Challenge
Copy out each line of the material below that holds the string "vertical".

-- Start Dataset --

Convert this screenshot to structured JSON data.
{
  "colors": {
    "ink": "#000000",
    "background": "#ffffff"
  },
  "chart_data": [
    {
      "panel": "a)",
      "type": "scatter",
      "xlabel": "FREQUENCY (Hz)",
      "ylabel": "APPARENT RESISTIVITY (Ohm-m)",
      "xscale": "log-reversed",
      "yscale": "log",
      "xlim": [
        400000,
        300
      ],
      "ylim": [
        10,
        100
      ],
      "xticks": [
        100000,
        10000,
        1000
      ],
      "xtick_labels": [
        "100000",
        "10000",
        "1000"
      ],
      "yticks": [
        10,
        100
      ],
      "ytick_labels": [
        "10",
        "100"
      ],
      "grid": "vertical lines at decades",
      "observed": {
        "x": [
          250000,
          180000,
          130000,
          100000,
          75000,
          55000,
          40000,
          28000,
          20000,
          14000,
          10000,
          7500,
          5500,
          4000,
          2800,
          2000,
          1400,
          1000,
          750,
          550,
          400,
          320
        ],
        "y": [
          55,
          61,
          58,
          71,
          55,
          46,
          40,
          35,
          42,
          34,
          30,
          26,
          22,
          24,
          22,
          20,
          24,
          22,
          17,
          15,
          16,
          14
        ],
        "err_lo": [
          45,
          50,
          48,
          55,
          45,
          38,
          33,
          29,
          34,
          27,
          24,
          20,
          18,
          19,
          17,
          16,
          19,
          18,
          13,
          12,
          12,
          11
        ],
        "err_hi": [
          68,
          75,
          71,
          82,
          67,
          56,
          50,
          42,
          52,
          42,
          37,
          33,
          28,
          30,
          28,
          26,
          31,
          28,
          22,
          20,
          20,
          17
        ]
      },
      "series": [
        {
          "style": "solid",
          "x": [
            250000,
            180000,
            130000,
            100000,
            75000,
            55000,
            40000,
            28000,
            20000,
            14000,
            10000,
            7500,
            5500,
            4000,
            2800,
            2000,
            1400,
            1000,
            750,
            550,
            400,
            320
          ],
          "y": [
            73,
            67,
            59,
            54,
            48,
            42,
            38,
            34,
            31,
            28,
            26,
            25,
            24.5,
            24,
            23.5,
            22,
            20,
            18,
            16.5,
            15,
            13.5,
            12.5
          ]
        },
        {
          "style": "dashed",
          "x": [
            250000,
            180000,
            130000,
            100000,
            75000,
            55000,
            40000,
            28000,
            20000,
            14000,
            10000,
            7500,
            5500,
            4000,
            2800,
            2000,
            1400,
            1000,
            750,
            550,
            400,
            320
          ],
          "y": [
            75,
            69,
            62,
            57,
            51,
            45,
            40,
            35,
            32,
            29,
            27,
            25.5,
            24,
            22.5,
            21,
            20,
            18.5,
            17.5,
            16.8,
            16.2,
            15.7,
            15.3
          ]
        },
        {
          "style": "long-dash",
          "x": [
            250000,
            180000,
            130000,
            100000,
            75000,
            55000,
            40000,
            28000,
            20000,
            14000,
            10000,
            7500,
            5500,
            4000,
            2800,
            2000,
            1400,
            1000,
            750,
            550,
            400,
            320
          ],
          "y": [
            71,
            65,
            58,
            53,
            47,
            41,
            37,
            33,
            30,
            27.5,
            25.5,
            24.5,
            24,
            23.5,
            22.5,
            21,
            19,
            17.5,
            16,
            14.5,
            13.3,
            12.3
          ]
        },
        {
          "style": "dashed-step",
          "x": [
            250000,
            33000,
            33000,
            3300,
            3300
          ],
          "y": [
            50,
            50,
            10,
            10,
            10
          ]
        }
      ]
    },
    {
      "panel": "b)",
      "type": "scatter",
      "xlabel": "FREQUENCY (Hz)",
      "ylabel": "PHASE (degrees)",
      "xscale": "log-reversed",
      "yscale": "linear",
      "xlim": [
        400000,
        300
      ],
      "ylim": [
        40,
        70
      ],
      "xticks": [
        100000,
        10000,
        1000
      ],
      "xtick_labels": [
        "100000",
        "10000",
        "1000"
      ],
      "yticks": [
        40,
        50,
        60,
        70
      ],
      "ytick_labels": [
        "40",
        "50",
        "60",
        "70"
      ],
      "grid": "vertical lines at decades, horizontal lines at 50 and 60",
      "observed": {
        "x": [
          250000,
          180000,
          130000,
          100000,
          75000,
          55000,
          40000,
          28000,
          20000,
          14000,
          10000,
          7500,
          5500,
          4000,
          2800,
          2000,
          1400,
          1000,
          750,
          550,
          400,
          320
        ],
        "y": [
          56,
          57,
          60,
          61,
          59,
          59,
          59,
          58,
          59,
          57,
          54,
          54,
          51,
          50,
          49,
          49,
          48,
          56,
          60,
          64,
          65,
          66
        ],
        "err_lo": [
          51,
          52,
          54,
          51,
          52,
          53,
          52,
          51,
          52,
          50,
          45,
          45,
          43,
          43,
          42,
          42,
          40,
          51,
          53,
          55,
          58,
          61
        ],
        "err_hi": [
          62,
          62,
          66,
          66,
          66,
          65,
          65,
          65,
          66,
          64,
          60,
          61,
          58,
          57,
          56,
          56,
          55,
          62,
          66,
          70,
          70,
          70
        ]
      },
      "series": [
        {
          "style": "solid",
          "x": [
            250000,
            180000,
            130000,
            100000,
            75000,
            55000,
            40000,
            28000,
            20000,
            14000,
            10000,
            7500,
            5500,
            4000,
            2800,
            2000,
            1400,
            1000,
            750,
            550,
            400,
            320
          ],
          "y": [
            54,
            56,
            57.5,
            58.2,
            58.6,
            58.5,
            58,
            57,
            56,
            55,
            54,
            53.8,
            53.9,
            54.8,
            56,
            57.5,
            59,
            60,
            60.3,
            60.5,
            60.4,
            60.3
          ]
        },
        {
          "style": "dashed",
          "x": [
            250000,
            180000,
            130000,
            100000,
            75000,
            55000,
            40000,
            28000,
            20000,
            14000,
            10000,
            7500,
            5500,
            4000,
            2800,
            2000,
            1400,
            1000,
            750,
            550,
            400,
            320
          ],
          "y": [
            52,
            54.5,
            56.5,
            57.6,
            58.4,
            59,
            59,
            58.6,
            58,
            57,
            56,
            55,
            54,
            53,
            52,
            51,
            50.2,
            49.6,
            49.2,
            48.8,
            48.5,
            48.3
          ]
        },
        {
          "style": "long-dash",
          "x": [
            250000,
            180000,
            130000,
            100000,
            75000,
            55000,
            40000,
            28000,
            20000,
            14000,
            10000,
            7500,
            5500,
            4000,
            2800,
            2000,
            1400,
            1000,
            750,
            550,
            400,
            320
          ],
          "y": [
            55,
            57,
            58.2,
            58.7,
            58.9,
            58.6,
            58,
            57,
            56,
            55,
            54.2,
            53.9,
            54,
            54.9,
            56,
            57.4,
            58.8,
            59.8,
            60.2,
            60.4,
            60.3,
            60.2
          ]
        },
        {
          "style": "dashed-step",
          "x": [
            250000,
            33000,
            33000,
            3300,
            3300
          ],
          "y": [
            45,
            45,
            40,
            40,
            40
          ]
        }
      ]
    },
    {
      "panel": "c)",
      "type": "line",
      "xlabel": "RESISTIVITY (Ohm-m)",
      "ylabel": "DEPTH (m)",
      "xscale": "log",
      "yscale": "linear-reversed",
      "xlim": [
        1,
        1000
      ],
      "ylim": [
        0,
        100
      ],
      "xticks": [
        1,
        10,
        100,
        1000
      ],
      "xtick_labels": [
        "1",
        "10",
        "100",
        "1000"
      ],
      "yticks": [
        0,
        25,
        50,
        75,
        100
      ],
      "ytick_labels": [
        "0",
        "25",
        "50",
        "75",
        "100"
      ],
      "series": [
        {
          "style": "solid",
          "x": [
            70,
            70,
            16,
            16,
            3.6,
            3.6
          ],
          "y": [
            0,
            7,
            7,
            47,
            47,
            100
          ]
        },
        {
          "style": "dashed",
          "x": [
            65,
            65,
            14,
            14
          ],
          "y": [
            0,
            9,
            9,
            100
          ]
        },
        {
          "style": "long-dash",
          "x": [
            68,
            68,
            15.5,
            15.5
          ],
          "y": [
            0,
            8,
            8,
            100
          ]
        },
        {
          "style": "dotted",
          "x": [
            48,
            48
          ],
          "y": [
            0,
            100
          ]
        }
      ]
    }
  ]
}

-- End Dataset --
-- Start Dataset --

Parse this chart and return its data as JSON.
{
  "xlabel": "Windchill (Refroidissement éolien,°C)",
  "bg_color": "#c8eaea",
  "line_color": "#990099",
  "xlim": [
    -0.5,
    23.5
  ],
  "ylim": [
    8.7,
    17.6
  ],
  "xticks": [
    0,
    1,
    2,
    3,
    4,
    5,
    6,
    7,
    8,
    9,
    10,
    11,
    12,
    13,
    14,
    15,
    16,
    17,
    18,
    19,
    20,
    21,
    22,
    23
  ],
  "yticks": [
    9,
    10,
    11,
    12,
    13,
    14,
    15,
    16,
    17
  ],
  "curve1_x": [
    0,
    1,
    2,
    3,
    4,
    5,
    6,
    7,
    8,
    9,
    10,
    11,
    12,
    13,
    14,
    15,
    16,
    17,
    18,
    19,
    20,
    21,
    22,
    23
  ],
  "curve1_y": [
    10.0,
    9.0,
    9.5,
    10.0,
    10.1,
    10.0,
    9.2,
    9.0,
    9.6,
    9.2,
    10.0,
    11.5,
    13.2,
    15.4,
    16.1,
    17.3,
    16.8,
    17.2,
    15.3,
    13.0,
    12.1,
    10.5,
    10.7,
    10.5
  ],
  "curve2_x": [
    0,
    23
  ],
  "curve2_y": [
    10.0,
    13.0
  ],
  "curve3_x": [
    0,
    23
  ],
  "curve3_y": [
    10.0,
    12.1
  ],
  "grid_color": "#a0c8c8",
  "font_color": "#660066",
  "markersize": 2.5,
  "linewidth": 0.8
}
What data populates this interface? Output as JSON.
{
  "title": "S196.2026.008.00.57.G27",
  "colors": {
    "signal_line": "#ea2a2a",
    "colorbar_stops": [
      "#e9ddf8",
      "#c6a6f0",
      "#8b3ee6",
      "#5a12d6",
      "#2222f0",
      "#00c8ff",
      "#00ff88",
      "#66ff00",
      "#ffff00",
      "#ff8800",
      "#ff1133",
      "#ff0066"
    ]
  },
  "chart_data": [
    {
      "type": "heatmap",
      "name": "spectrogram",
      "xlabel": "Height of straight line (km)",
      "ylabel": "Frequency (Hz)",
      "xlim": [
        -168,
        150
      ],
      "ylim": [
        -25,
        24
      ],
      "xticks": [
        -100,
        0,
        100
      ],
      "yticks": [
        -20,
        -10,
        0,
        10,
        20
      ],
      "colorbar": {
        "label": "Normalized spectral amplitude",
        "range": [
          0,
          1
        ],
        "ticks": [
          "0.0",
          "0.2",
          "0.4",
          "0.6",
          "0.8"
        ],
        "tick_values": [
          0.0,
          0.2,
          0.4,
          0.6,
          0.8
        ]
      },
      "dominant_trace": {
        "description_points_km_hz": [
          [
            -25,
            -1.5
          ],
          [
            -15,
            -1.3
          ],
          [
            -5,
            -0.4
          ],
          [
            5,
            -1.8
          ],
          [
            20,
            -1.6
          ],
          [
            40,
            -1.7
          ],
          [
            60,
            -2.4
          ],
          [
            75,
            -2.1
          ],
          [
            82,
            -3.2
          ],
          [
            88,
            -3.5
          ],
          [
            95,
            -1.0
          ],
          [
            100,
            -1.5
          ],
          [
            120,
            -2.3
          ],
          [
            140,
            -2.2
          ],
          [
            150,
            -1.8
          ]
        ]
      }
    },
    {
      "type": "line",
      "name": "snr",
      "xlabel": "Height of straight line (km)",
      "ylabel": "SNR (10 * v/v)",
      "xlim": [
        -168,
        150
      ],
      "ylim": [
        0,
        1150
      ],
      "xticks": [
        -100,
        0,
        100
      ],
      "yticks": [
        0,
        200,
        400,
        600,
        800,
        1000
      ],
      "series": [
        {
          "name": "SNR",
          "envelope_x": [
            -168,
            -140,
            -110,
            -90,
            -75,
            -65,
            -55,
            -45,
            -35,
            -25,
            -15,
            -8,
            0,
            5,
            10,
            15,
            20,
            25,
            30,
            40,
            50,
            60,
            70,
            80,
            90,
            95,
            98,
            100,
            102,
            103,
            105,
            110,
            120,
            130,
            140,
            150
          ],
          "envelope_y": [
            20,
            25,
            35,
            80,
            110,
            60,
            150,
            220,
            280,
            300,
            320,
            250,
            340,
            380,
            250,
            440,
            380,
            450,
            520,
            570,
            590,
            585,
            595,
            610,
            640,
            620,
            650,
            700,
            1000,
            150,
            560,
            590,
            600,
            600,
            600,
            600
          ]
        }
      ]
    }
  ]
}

-- End Dataset --

Task output
      "grid": "vertical lines at decades",
      "grid": "vertical lines at decades, horizontal lines at 50 and 60",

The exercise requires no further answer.